Given request = From the museum copyright article below, reproduce word for word the span that starts at "Her own creation" and stops after "wholly new form.".

Article =
□ □ □ □ □ □ □

Finding these guidelines, Wallace discovered, was often no easy feat. At times she had to click through many links before finding copyright policies, which may be listed under any page from “terms and conditions” to “legal notice” to the broad “about this site” and even “contact.”
“Many museums phrase their policies in the negative, which comes across as very restrictive,” Wallace told Hyperallergic. “You should make it accessible in plain language — write it in the positive, rather than state what users can’t do.” As examples, she cites the guidelines of the National Gallery of Denmark — although it is in two places — and the Museum für Kunst und Gewerbe Hamburg (MKG), which provides guidelines on how to respect the original artwork and how to protect the reputation of the work’s creator and provider.
These policies should ideally also stick with each digital surrogate as part of a museum’s proper, comprehensive management of its digital collection: if it provides images for worldwide download, attached copyright information presents users with less risk to liability for infringement. Metadata makes this possible: most images already have EXIF data embedded by digital cameras; XMP data may be added during editing processes; IPTC tacks on descriptive data. Of the 100 images Wallace examined, 37 had no metadata at all; only 41 of the 63 revealed IPTC data, but she describes most of the information as “basic or minimal.” (On the other hand, some institutions have such extensive metadata she could not include all of it in the catalogue.) Sixty-five of the digital surrogates had no information at all related to their copyright use, so downloading one essentially strips it of legal context — such an image becomes what she calls “an orphan because it’s divorced from the website.” Of course, you also have to consider the role of digital asset management: how a museum decides to deliver images – whether through automatic downloads, Dropbox links, or through email — may impact the attachment of metadata, which some services may simply strip.
Still, some information in the metadata was inconsistent with the institution’s website terms. Audubon’s “Birds of America” has metadata that says “© The British Library Board” even though the British Library’s website marks the digital surrogate as in the public domain. Such disparities, largely stemming from policy changes over time, add another cause for caution on the part of users and are issues for museums to keep in mind or investigate.
Her own creation manifested in the form of a one-day, physical exhibition that occurred this week at Glasgow’s The Lighthouse. The 100 images, organized chronologically according to artist death years, were each printed to their original artwork’s actual size and accompanied by their printed metadata. Turning a digital surrogate back into something physical, Wallace said, was meant to offer viewers a sense of materiality to the slew of information she compiled and an opportunity to reflect on the quality of institutions’ digital reproductions. Seeing them printed allows for close comparison of the various digitization process that yield different pixels-per-inch: some works, she said, were beautifully detailed and well suited for serious research, showing even cracks in the paint; others were so pixelated they took on a wholly new form.
Wallace also considers the compiled 100 digital images as a kind of archive that captures a particular moment of our digital heritage. She had downloaded these digital surrogates prior to January 1, 2016; since then, museums may have changed their policies, and as the image of Audubon’s bird exemplifies, those in charge of digitization efforts may not have updated the metadata of their images. Wallace’s particular pictures, bound to specific conditions, may help to track progress, which is especially important as institutions continue to digitize their artworks and people increasingly expect to engage with art online. As she said, it may be a good idea to revisit and replicate this project in five years to see whether copyright information is made more readily perceptible to all who seek it — to see if public access to art really is expanding.

□ □ □ □ □ □ □

Dataset entries =

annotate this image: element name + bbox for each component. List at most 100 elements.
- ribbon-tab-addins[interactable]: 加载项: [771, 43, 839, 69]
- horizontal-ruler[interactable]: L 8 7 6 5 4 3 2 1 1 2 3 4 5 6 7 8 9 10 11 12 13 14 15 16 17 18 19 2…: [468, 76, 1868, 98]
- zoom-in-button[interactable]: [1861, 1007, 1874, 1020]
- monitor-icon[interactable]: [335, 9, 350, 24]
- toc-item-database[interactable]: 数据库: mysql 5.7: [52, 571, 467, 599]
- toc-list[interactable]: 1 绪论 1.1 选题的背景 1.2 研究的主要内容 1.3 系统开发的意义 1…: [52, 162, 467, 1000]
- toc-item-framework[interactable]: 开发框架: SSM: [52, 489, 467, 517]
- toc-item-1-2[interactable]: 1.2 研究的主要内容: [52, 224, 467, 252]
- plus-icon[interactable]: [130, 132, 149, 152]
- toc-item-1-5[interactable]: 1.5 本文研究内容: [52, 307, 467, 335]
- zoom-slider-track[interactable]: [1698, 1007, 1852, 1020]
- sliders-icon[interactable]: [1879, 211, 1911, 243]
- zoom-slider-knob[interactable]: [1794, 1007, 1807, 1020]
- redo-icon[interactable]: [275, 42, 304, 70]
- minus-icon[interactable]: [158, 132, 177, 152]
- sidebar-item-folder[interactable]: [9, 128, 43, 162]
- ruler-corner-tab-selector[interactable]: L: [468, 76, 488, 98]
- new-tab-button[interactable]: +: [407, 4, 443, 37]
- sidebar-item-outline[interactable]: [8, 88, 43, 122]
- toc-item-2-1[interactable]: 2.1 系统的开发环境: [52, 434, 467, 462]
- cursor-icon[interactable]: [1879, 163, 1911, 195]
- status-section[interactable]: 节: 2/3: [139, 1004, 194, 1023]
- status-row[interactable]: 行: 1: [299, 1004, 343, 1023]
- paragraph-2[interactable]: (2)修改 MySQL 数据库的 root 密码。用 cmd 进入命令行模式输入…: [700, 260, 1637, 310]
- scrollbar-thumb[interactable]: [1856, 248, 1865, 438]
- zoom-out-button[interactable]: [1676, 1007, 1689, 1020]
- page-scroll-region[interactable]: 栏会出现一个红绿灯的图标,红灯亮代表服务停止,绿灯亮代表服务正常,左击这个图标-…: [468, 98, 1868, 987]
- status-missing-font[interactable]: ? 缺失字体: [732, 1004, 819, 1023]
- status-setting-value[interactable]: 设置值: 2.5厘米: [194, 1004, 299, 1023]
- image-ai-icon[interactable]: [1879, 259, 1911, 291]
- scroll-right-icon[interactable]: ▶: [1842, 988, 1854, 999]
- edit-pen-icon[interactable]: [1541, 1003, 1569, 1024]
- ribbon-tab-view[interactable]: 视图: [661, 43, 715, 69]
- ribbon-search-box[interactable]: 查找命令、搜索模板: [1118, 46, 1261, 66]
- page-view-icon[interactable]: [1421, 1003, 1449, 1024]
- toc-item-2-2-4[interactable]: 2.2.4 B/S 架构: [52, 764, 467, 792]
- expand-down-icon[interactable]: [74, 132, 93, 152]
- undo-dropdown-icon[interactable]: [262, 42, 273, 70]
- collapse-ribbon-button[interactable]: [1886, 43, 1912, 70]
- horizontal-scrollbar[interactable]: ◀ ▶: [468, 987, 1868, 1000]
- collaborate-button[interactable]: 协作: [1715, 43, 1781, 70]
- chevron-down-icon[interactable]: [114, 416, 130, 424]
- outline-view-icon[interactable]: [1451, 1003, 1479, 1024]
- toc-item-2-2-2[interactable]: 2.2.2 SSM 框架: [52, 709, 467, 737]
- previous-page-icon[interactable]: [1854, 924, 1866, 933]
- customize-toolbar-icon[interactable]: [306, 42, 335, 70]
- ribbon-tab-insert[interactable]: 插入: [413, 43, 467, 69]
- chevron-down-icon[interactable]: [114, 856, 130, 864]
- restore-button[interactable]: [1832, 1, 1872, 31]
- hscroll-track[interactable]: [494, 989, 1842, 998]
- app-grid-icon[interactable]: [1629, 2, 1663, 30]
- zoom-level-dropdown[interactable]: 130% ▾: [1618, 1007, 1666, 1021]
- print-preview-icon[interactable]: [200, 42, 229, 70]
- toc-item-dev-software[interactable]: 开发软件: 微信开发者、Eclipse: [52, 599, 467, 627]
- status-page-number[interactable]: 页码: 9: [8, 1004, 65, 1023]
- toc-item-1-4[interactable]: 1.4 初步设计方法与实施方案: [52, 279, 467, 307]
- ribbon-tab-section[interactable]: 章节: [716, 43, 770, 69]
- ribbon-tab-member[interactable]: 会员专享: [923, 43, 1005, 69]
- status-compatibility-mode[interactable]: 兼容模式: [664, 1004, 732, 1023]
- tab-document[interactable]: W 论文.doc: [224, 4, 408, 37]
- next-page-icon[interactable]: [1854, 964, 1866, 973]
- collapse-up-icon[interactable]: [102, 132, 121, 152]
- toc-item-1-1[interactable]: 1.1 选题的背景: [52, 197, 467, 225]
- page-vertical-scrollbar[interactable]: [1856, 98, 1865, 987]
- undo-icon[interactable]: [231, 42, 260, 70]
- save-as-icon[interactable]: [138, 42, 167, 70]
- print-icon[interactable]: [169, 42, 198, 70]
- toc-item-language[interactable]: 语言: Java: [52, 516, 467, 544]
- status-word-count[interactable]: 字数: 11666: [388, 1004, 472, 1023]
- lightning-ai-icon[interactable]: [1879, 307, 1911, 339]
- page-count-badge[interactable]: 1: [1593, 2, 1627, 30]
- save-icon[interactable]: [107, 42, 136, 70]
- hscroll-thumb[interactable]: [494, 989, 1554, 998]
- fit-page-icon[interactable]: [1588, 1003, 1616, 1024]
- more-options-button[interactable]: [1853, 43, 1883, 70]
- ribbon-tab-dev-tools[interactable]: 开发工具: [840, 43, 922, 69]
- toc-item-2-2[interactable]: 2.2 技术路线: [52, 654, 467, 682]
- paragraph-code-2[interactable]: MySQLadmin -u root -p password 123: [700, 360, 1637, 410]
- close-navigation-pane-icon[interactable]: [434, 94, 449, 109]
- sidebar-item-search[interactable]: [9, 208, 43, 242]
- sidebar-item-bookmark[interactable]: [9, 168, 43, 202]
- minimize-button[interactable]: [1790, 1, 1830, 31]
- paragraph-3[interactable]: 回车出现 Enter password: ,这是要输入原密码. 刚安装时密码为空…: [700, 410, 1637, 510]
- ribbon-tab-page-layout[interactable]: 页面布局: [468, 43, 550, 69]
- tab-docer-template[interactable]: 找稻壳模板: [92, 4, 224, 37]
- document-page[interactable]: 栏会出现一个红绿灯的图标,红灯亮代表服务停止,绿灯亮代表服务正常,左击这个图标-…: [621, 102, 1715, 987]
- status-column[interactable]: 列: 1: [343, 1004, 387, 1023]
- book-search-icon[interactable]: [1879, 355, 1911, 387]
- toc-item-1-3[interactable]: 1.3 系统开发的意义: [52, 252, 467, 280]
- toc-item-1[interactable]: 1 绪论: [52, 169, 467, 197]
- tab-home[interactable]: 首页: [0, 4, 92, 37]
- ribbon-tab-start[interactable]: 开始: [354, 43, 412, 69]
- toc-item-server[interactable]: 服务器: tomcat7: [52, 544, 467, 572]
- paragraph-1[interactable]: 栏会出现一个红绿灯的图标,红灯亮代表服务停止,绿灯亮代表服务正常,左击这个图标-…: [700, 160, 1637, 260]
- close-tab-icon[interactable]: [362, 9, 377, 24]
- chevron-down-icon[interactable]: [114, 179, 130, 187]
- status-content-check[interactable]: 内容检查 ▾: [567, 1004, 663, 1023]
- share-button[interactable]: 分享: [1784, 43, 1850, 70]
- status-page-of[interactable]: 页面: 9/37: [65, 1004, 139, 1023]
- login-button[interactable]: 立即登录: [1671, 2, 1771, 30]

□ □ □ □ □ □ □

Finished exercise =
Her own creation manifested in the form of a one-day, physical exhibition that occurred this week at Glasgow’s The Lighthouse. The 100 images, organized chronologically according to artist death years, were each printed to their original artwork’s actual size and accompanied by their printed metadata. Turning a digital surrogate back into something physical, Wallace said, was meant to offer viewers a sense of materiality to the slew of information she compiled and an opportunity to reflect on the quality of institutions’ digital reproductions. Seeing them printed allows for close comparison of the various digitization process that yield different pixels-per-inch: some works, she said, were beautifully detailed and well suited for serious research, showing even cracks in the paint; others were so pixelated they took on a wholly new form.